■ Records to use ■
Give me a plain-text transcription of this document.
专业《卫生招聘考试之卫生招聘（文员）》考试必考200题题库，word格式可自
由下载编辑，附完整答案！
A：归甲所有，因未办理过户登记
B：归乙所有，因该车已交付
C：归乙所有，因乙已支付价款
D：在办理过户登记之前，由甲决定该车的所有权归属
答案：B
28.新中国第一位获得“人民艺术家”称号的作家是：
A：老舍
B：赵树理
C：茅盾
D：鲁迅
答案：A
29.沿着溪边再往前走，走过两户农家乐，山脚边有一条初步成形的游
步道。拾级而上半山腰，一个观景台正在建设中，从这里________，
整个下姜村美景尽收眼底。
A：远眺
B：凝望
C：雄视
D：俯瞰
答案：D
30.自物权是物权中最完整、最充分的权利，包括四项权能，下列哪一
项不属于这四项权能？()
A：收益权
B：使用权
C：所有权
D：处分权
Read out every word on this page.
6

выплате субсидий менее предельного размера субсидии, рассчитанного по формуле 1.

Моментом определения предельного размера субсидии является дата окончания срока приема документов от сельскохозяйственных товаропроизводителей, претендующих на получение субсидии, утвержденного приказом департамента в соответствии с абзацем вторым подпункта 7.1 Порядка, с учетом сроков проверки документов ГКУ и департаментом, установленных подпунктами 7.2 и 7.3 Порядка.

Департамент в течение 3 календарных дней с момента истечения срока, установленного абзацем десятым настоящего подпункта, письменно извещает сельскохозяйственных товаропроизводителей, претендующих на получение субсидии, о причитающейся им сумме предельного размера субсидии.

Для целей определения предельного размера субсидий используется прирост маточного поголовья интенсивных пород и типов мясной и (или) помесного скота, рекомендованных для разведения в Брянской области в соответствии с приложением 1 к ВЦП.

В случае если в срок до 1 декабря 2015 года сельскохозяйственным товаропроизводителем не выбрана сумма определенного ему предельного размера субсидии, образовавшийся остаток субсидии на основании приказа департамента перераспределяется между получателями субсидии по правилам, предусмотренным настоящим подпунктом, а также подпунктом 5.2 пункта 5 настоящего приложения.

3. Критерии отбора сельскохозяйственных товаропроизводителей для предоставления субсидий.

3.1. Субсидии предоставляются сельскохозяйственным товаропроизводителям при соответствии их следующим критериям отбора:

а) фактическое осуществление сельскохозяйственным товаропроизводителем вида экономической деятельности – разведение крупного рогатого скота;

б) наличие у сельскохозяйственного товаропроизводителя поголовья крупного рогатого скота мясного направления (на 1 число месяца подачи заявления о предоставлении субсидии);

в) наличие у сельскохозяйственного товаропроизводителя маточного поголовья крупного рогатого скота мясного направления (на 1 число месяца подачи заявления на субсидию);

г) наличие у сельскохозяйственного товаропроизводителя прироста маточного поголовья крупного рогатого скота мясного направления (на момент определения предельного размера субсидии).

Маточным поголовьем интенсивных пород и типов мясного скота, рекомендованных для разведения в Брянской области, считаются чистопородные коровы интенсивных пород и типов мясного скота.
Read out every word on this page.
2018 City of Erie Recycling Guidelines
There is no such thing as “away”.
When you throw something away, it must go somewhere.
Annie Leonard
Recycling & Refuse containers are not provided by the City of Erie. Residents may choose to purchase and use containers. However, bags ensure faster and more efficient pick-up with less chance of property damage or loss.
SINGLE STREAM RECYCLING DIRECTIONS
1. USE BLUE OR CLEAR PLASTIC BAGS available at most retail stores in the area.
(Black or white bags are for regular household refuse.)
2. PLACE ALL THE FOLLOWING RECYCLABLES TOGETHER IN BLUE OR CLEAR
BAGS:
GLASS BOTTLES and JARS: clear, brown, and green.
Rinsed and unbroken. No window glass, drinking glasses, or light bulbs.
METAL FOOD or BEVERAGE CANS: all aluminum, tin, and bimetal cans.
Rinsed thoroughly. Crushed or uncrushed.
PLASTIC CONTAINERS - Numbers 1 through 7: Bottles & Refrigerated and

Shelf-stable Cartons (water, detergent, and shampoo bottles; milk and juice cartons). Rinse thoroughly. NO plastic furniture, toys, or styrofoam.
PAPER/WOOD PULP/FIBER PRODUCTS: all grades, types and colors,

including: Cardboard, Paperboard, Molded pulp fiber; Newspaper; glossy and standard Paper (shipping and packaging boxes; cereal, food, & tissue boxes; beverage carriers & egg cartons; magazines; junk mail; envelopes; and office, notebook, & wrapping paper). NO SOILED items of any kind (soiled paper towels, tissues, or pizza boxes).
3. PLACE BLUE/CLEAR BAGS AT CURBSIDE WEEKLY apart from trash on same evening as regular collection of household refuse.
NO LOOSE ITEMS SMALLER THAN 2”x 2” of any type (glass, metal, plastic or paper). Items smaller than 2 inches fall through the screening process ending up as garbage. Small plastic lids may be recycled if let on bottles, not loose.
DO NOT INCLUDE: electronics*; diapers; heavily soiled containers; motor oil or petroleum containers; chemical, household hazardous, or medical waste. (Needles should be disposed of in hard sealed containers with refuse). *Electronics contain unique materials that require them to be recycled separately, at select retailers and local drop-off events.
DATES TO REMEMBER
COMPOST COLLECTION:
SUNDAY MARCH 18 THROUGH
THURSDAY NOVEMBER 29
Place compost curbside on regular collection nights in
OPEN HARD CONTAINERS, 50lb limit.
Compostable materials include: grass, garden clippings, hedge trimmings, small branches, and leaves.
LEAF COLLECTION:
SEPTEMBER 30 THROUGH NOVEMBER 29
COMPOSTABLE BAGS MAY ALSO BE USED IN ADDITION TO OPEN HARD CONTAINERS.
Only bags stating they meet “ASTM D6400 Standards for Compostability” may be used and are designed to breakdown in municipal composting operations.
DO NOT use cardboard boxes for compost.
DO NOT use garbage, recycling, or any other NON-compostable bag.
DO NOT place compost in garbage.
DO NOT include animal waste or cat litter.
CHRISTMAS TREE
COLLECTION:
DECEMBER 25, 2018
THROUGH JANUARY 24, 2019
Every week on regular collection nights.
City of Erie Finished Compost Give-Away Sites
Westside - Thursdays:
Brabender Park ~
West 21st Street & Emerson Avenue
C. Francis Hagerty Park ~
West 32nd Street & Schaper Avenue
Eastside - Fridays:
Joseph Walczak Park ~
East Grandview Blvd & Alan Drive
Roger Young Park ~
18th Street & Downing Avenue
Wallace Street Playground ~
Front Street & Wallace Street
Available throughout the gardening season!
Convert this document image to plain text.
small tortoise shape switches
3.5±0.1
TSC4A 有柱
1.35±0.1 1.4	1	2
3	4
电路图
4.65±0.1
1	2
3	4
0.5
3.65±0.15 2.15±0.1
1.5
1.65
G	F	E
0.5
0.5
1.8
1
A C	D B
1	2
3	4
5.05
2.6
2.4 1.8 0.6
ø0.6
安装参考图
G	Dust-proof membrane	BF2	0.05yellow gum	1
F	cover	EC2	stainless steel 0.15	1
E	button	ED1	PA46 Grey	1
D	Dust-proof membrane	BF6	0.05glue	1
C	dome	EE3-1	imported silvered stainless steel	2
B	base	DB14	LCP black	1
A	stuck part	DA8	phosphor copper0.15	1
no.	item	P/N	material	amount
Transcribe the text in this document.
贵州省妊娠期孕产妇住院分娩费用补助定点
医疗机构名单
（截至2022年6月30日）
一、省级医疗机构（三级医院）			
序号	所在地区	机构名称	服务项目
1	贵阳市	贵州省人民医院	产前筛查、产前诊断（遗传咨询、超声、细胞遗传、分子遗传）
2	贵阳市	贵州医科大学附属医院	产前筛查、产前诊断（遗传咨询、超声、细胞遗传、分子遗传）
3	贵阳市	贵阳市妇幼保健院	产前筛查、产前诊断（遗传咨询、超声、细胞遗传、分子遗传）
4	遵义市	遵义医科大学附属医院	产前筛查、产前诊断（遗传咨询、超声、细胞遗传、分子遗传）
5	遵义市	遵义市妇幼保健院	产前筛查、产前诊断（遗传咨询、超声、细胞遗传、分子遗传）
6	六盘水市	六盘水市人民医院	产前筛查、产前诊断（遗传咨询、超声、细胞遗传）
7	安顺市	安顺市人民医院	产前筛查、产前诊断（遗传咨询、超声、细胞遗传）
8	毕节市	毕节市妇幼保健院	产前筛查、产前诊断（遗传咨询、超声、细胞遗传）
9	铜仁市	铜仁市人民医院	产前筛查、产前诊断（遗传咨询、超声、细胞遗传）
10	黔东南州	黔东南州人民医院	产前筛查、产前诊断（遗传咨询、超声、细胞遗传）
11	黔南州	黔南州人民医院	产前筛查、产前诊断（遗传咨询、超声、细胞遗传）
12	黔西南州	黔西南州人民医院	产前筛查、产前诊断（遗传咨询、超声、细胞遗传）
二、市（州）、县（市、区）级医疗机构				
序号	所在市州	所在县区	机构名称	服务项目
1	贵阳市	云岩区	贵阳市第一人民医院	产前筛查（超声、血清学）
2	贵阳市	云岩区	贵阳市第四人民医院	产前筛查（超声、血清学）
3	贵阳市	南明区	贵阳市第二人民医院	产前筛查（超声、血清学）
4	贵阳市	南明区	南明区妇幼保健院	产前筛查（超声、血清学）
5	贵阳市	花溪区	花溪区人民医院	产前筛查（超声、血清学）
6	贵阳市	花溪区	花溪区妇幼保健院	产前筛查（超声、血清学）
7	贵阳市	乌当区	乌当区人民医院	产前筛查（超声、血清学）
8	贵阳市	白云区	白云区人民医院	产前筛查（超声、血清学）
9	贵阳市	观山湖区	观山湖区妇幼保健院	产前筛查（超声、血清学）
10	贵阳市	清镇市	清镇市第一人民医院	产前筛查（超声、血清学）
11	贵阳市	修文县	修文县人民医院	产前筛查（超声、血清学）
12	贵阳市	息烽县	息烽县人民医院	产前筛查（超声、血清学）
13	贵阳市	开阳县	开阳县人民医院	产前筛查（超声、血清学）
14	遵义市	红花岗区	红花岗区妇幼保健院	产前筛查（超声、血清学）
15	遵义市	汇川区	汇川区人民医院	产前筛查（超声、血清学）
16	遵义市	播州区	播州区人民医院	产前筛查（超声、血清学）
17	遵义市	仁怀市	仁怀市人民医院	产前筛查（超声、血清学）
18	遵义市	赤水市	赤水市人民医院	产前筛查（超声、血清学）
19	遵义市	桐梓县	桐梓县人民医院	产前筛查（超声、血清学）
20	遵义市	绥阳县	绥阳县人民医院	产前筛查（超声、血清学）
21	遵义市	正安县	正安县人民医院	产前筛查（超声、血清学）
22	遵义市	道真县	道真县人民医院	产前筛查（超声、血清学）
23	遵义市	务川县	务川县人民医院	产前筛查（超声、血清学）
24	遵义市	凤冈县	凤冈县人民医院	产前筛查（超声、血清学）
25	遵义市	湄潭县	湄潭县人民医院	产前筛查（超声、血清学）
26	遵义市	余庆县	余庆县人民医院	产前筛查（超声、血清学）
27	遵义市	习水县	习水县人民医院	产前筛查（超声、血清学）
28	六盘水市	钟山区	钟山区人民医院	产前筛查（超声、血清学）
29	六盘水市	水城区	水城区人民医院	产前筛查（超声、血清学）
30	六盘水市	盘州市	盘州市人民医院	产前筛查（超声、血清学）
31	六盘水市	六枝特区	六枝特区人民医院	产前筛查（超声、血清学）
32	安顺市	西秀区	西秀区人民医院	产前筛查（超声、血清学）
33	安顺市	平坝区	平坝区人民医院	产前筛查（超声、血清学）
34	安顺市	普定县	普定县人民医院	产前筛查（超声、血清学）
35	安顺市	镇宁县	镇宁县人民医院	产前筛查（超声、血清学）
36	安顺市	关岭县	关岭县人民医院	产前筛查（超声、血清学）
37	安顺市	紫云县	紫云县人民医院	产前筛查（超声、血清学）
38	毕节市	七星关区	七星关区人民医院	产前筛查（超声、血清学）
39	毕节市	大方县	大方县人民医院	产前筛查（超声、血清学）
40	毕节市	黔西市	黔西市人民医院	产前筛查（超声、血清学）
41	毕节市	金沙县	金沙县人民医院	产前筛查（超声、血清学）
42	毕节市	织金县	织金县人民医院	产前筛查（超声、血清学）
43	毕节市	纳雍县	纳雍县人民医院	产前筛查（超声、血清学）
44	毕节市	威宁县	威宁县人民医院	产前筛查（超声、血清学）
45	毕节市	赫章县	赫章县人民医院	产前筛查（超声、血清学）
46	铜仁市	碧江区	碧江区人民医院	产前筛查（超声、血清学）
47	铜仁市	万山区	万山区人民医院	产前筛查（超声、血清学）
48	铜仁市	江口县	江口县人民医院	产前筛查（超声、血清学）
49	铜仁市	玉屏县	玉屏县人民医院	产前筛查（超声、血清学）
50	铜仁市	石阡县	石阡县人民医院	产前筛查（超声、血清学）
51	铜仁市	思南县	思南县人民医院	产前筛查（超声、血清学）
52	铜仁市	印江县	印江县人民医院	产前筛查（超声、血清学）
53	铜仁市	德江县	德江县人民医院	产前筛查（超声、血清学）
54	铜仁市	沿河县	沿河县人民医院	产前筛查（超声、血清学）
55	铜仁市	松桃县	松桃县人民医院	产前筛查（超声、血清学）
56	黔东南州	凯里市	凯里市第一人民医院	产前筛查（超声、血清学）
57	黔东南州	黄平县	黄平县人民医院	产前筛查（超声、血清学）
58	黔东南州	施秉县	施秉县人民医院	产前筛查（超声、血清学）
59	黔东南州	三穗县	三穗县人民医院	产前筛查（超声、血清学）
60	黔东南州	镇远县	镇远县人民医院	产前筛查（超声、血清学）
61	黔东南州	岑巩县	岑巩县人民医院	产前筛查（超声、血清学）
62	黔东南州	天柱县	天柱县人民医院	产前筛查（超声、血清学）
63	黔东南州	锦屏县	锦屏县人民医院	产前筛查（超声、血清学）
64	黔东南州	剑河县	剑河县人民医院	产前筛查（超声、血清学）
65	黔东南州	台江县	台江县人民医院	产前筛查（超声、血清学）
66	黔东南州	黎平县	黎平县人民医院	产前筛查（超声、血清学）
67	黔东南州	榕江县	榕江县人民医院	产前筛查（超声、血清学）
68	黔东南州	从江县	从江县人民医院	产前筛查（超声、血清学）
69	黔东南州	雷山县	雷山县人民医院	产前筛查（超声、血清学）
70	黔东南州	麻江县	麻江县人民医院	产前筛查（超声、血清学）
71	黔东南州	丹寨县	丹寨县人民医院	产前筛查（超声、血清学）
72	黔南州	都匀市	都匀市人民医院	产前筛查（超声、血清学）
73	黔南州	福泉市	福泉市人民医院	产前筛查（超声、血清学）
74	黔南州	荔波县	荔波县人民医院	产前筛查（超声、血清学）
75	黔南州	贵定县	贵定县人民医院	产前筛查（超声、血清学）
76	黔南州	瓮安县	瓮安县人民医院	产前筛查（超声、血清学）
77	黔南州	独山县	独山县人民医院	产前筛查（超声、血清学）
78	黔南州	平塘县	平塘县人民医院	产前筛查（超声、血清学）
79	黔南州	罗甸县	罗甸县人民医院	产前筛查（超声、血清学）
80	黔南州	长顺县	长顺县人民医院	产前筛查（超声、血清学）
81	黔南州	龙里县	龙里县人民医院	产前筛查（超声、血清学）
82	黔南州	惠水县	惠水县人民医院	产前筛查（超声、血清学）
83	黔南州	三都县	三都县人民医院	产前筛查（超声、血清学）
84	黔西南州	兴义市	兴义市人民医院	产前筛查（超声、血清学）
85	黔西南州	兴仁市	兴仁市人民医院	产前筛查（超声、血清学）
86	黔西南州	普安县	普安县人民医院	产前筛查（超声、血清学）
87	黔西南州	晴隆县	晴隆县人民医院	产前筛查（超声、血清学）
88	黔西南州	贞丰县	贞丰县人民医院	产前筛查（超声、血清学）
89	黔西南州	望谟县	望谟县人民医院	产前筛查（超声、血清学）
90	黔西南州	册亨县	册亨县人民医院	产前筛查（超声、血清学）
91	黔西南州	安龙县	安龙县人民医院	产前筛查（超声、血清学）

■ Required work ■
Select every line in the material above where the string "поголовья" occurs, and copy it.

■ Complete response ■
Для целей определения предельного размера субсидий используется прирост маточного поголовья интенсивных пород и типов мясной и (или) помесного скота, рекомендованных для разведения в Брянской области в соответствии с приложением 1 к ВЦП.
б) наличие у сельскохозяйственного товаропроизводителя поголовья крупного рогатого скота мясного направления (на 1 число месяца подачи заявления о предоставлении субсидии);
в) наличие у сельскохозяйственного товаропроизводителя маточного поголовья крупного рогатого скота мясного направления (на 1 число месяца подачи заявления на субсидию);
г) наличие у сельскохозяйственного товаропроизводителя прироста маточного поголовья крупного рогатого скота мясного направления (на момент определения предельного размера субсидии).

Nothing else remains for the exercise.